--- Exercise task ---
Find the lines of data that contain the string "Cases", then list them.

***** Listing *****

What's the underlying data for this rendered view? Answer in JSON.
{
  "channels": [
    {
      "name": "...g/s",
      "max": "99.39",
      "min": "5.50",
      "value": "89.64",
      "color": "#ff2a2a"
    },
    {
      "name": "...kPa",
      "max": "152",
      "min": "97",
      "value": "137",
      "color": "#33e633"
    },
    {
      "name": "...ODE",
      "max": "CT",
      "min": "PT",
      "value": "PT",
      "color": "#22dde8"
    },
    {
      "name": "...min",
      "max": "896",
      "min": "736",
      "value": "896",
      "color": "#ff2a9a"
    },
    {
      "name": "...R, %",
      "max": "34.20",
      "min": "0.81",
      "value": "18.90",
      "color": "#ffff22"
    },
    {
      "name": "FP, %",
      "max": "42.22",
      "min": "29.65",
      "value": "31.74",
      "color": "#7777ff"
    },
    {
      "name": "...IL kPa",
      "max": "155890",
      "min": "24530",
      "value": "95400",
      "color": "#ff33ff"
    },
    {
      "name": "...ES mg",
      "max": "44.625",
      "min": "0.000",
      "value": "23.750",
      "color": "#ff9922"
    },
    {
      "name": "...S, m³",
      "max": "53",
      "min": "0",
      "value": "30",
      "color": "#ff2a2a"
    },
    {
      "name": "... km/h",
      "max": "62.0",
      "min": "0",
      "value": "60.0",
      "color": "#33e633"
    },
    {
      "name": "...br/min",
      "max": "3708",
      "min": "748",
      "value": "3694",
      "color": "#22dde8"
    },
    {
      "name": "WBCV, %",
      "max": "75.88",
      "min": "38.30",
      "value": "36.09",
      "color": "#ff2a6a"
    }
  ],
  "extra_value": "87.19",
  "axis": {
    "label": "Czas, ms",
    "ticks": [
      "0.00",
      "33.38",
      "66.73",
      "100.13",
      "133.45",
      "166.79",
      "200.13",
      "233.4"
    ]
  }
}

*****
***** Listing *****

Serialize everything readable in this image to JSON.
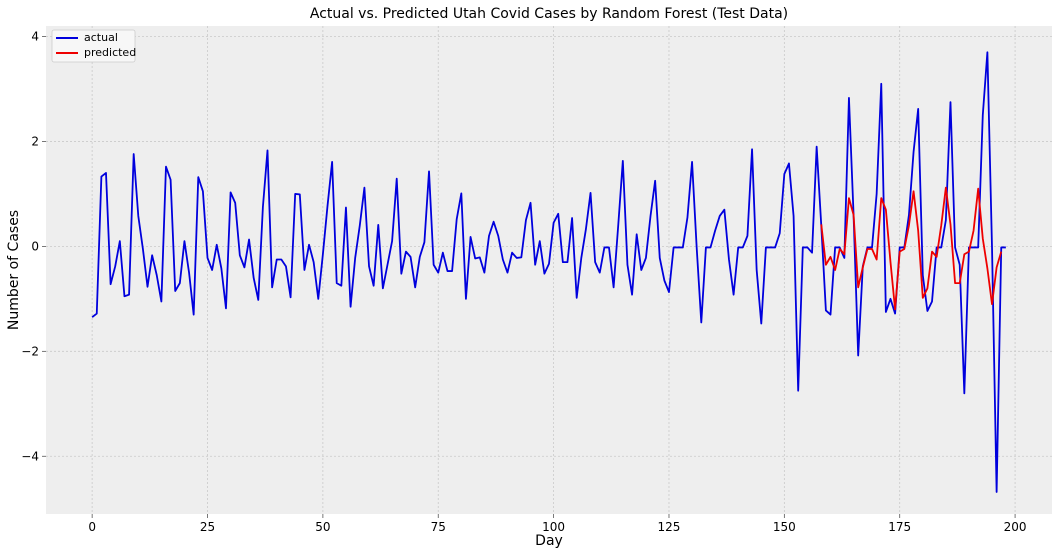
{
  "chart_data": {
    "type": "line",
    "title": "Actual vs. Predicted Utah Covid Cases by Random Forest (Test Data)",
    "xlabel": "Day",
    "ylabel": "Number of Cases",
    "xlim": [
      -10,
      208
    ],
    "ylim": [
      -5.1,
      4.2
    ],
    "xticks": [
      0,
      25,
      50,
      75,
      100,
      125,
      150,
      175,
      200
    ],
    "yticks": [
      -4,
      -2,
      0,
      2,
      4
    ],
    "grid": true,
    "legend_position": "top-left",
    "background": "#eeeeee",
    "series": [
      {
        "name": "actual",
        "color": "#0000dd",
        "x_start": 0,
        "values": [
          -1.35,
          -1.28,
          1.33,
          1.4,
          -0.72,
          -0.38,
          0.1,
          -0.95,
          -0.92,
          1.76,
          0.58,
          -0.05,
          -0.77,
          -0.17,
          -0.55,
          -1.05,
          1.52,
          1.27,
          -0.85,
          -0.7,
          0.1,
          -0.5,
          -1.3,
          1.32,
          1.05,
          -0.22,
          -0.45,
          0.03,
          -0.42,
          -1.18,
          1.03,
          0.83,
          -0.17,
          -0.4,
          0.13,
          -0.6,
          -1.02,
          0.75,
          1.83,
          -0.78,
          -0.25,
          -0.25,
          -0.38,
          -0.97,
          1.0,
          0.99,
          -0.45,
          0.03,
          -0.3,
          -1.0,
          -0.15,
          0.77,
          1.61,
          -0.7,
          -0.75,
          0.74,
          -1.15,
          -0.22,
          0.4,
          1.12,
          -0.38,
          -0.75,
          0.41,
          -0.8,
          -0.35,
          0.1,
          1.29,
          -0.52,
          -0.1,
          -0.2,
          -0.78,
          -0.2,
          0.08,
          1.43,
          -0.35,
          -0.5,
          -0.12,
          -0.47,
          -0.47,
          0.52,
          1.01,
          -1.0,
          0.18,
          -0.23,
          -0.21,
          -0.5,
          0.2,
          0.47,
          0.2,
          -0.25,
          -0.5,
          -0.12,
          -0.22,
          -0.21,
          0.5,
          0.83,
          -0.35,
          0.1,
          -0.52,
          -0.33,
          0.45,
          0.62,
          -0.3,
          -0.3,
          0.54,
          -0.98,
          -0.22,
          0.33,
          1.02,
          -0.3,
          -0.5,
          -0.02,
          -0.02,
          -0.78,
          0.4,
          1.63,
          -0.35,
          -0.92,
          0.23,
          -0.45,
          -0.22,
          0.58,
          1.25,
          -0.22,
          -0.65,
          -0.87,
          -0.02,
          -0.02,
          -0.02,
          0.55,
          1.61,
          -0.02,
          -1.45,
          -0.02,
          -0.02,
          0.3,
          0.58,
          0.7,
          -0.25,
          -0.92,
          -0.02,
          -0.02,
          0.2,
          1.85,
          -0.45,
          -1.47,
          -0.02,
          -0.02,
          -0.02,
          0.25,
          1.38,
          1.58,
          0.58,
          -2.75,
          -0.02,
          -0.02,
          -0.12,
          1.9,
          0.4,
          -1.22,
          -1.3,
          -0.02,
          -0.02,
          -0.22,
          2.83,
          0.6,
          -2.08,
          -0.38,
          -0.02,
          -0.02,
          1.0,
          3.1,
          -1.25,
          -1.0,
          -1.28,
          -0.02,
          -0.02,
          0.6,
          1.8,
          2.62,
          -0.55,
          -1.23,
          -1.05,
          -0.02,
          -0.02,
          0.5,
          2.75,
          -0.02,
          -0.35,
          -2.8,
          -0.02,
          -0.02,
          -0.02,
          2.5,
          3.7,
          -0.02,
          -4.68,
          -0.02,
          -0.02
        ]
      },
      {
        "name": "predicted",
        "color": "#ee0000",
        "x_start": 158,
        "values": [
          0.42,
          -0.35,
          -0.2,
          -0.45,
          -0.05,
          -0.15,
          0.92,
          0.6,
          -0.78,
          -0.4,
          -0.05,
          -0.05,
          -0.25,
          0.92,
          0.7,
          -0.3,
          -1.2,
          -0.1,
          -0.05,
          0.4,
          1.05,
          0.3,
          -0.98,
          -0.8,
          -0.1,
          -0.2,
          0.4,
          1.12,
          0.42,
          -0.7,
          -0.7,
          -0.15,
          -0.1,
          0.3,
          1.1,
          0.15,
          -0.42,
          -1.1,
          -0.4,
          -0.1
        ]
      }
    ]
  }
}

*****
***** Listing *****

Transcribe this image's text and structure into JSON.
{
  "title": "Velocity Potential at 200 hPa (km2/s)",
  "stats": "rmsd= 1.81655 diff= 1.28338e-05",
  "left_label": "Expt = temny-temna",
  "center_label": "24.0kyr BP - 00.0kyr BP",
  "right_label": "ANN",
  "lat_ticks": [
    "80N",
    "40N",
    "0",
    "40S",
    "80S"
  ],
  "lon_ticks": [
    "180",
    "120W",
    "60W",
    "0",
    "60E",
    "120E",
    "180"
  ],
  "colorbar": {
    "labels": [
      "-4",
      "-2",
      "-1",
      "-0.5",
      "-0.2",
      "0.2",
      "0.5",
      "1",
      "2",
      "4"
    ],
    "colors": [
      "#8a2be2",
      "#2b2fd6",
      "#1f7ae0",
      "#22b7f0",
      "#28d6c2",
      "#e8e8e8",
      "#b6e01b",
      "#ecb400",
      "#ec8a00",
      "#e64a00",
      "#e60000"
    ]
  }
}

*****

--- Correct result ---
    "title": "Actual vs. Predicted Utah Covid Cases by Random Forest (Test Data)",
    "ylabel": "Number of Cases",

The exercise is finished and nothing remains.